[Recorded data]

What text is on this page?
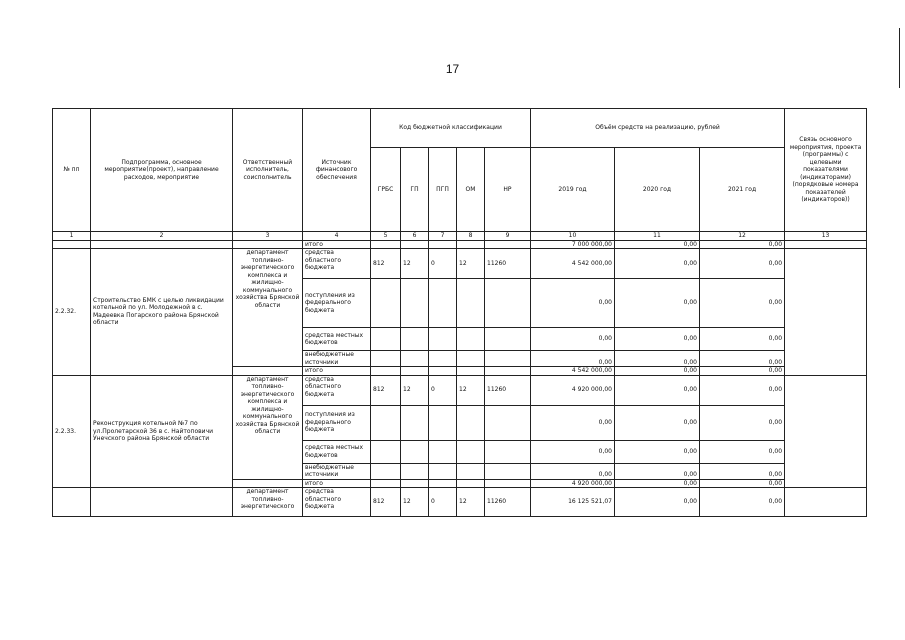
17
№ пп	Подпрограмма, основное мероприятие(проект), направление расходов, мероприятие	Ответственный исполнитель, соисполнитель	Источник финансового обеспечения	Код бюджетной классификации					Объём средств на реализацию, рублей			Связь основного мероприятия, проекта (программы) с целевыми показателями (индикаторами) (порядковые номера показателей (индикаторов))
				ГРБС	ГП	ПГП	ОМ	НР	2019 год	2020 год	2021 год	
1	2	3	4	5	6	7	8	9	10	11	12	13
			итого						7 000 000,00	0,00	0,00	
2.2.32.	Строительство БМК с целью ликвидации котельной по ул. Молодежной в с. Мадеевка Погарского района Брянской области	департамент топливно-энергетического комплекса и жилищно-коммунального хозяйства Брянской области	средства областного бюджета	812	12	0	12	11260	4 542 000,00	0,00	0,00	
			поступления из федерального бюджета						0,00	0,00	0,00	
			средства местных бюджетов						0,00	0,00	0,00	
			внебюджетные источники						0,00	0,00	0,00	
			итого						4 542 000,00	0,00	0,00	
2.2.33.	Реконструкция котельной №7 по ул.Пролетарской 36 в с. Найтоповичи Унечского района Брянской области	департамент топливно-энергетического комплекса и жилищно-коммунального хозяйства Брянской области	средства областного бюджета	812	12	0	12	11260	4 920 000,00	0,00	0,00	
			поступления из федерального бюджета						0,00	0,00	0,00	
			средства местных бюджетов						0,00	0,00	0,00	
			внебюджетные источники						0,00	0,00	0,00	
			итого						4 920 000,00	0,00	0,00	
		департамент топливно-энергетического	средства областного бюджета	812	12	0	12	11260	16 125 521,07	0,00	0,00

Exercise directions >> Print the complete listing exactly, apart from any pictures.

Output for this task >>
What text is on this page?
17
№ пп	Подпрограмма, основное мероприятие(проект), направление расходов, мероприятие	Ответственный исполнитель, соисполнитель	Источник финансового обеспечения	Код бюджетной классификации					Объём средств на реализацию, рублей			Связь основного мероприятия, проекта (программы) с целевыми показателями (индикаторами) (порядковые номера показателей (индикаторов))
				ГРБС	ГП	ПГП	ОМ	НР	2019 год	2020 год	2021 год	
1	2	3	4	5	6	7	8	9	10	11	12	13
			итого						7 000 000,00	0,00	0,00	
2.2.32.	Строительство БМК с целью ликвидации котельной по ул. Молодежной в с. Мадеевка Погарского района Брянской области	департамент топливно-энергетического комплекса и жилищно-коммунального хозяйства Брянской области	средства областного бюджета	812	12	0	12	11260	4 542 000,00	0,00	0,00	
			поступления из федерального бюджета						0,00	0,00	0,00	
			средства местных бюджетов						0,00	0,00	0,00	
			внебюджетные источники						0,00	0,00	0,00	
			итого						4 542 000,00	0,00	0,00	
2.2.33.	Реконструкция котельной №7 по ул.Пролетарской 36 в с. Найтоповичи Унечского района Брянской области	департамент топливно-энергетического комплекса и жилищно-коммунального хозяйства Брянской области	средства областного бюджета	812	12	0	12	11260	4 920 000,00	0,00	0,00	
			поступления из федерального бюджета						0,00	0,00	0,00	
			средства местных бюджетов						0,00	0,00	0,00	
			внебюджетные источники						0,00	0,00	0,00	
			итого						4 920 000,00	0,00	0,00	
		департамент топливно-энергетического	средства областного бюджета	812	12	0	12	11260	16 125 521,07	0,00	0,00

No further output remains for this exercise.